======== Reading passage ========

Share your dilemmas and get honest opinions from other Mumsnetters.

To think a good deed isn't selfless if you post it on social media?

55 replies

Edgeofthedesert · 27/08/2017 11:10

Someone I know witnessed a car accident and stayed with the man until the emergency services arrived, she then took a photo of the accident and posted on Facebook what she had done to help.

Another person bought food for a homeless man. He filmed the entire thing, he bought him a McDonald's and was even telling the woman serving him it was for the homeless guy outside.

I just don't get it. You're doing a good thing, do people really need the recognition for it as well?

OP posts:
quercuscircus · 27/08/2017 22:15

It makes me feel sick and sad that people behave this way. I can't imagine having the thought to start filming some of these scenarios. I'm Shock at the behaviour!!!

I assume a lot of it comes from just a bad habit of over sharing on social media that makes people feel they have to report their lives as if they were an embedded war reporter or something!?! But some people really seem to crave the validation and praise of a mass audience which is really sad.

And so selfish and narcisstic - but what about meeeeeeee, how does this affect meeeeee, what do iiiiiiii need, when is it myyyyyyyyyyy turn, I want to taaaaaaaalk now. Its like children who haven't yet learned to share.

Bossy I'd respond much more postively to a post that simply publicised the event, rather than one that seemed to publicise your personal involvement. I appreciate you didn't mean it that way but I agree with AnnieLouise in the way it comes across when mentioning your role and the hours you spent doing the activity.

It seems that is the common way to write these days but it takes the focus away from the real purpose. And I don't think 'guilting' people works anyway. Better maybe to encourage and faciltiate people doing whatever they can big or small rather than seeming to compare or quantify a contribution.

museumum · 27/08/2017 22:19

Filming is just odd.

But I've done cpr on a heart attack victim. It wasn't a "good deed" it was a bloody traumatic experience. I didn't help to be good, I helped cause I had to, I was first there and couldn't not.
I absolutely had to talk about it after, quite a lot tbh. I was pretty traumatised and only by going over and over it again with quite a few friends could I process it. I just couldn't carry on as normal without mentioning it the rest of the weekend (it was first thing on a Saturday morning).

======== Available data ========

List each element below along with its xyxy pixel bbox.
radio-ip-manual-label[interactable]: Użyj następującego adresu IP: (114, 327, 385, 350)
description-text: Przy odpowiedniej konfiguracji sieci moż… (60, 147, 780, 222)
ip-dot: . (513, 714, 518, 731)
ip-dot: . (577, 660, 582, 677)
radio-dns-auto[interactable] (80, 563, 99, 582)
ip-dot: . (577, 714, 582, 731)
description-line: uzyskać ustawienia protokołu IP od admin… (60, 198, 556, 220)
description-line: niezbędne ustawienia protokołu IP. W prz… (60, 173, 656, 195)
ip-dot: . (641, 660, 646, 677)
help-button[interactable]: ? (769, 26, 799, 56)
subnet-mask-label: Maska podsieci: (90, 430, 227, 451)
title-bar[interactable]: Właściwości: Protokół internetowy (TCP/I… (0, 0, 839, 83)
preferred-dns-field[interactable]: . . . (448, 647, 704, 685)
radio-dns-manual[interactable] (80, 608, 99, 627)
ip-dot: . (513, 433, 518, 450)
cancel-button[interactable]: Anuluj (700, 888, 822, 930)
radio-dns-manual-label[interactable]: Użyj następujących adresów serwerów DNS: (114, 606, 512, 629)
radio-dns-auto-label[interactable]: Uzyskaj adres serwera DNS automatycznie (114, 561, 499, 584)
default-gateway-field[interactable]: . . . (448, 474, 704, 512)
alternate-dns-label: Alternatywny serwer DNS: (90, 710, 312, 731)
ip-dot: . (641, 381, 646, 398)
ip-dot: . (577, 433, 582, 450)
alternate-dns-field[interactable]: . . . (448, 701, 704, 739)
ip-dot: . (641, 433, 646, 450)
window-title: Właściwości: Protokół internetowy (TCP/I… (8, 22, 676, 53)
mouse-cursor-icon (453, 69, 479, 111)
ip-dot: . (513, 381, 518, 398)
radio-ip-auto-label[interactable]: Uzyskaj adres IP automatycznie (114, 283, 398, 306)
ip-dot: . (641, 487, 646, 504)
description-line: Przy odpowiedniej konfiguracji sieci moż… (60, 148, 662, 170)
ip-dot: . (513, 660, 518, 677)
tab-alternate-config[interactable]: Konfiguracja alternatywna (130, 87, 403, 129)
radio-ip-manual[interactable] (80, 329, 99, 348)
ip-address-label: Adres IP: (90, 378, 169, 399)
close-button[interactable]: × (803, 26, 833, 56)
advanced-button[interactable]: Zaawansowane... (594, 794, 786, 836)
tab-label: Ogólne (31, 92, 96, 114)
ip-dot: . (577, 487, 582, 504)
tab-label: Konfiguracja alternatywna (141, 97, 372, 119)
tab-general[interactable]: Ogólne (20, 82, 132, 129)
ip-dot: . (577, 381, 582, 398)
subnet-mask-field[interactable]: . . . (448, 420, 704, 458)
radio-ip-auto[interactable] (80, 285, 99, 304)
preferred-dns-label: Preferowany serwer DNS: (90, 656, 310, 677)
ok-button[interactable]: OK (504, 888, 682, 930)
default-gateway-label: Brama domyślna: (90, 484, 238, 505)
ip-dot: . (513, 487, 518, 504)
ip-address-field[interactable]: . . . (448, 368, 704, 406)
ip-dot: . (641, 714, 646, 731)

========

**Job 1:**
Can you retype the forum thread on posting good deeds between "I just don't" and "at the behaviour!!!", inclusive?
**Job 2:**
Could you give only the lines of the listing from its first line through the line holding "description-line: uzyskać ustawienia", inclusive, substituting "ip-separator" for "ip-dot" and leaving everything else unchanged?
The forum thread and the listing have nothing to do with each other.

**Written solution 1:**
I just don't get it. You're doing a good thing, do people really need the recognition for it as well?

OP posts:
quercuscircus · 27/08/2017 22:15

It makes me feel sick and sad that people behave this way. I can't imagine having the thought to start filming some of these scenarios. I'm Shock at the behaviour!!!

**Written solution 2:**
List each element below along with its xyxy pixel bbox.
radio-ip-manual-label[interactable]: Użyj następującego adresu IP: (114, 327, 385, 350)
description-text: Przy odpowiedniej konfiguracji sieci moż… (60, 147, 780, 222)
ip-separator: . (513, 714, 518, 731)
ip-separator: . (577, 660, 582, 677)
radio-dns-auto[interactable] (80, 563, 99, 582)
ip-separator: . (577, 714, 582, 731)
description-line: uzyskać ustawienia protokołu IP od admin… (60, 198, 556, 220)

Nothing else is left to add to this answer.